■ **GIVEN EXERCISE**: Copy every line from the records below that holds the word "Address".

** start **

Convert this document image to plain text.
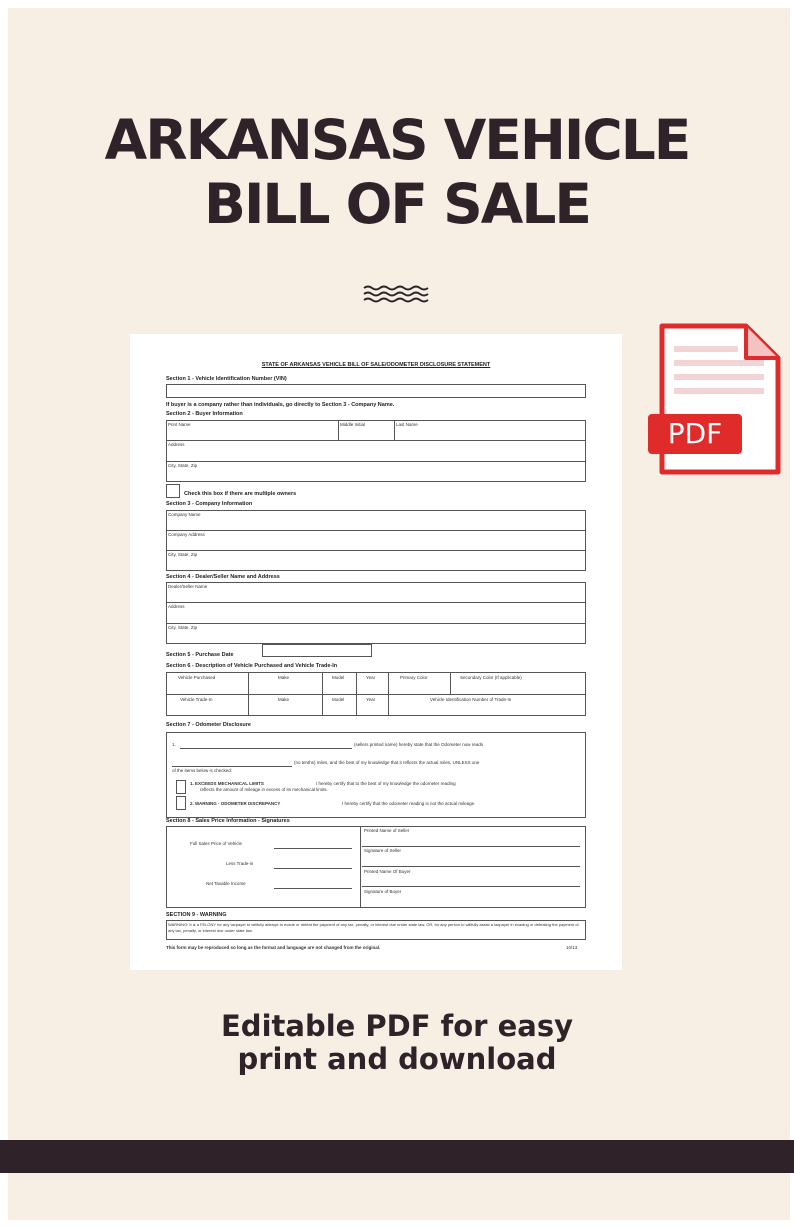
ARKANSAS VEHICLE
BILL OF SALE
STATE OF ARKANSAS VEHICLE BILL OF SALE/ODOMETER DISCLOSURE STATEMENT
Section 1 - Vehicle Identification Number (VIN)
If buyer is a company rather than individuals, go directly to Section 3 - Company Name.
Section 2 - Buyer Information
Print Name	Middle Initial	Last Name
Address
City, State, Zip
Check this box if there are multiple owners
Section 3 - Company Information
Company Name
Company Address
City, State, Zip
Section 4 - Dealer/Seller Name and Address
Dealer/Seller Name
Address
City, State, Zip
Section 5 - Purchase Date
Section 6 - Description of Vehicle Purchased and Vehicle Trade-In
Vehicle Purchased	Make	Model	Year	Primary Color	Secondary Color (If applicable)
Vehicle Trade-In	Make	Model	Year	Vehicle Identification Number of Trade-In
Section 7 - Odometer Disclosure
1.	(sellers printed name) hereby state that the Odometer now reads
(no tenths) miles, and the best of my knowledge that it reflects the actual miles, UNLESS one
of the items below is checked:
1. EXCEEDS MECHANICAL LIMITS	I hereby certify that to the best of my knowledge the odometer reading
reflects the amount of mileage in excess of its mechanical limits.
2. WARNING - ODOMETER DISCREPANCY	I hereby certify that the odometer reading is not the actual mileage.
Section 8 - Sales Price Information - Signatures
Full Sales Price of Vehicle
Less Trade-in
Net Taxable Income
Printed Name of Seller
Signature of Seller
Printed Name Of Buyer
Signature of Buyer
SECTION 9 - WARNING
WARNING: It is a FELONY for any taxpayer to willfully attempt to evade or defeat the payment of any tax, penalty, or interest due under state law, OR, for any person to willfully assist a taxpayer in evading or defeating the payment of any tax, penalty, or interest due under state law.
This form may be reproduced so long as the format and language are not changed from the original.	10/13
PDF
Editable PDF for easy
print and download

** end **

■ **PROBLEM SOLUTION**:
Address
Company Address
Section 4 - Dealer/Seller Name and Address
Address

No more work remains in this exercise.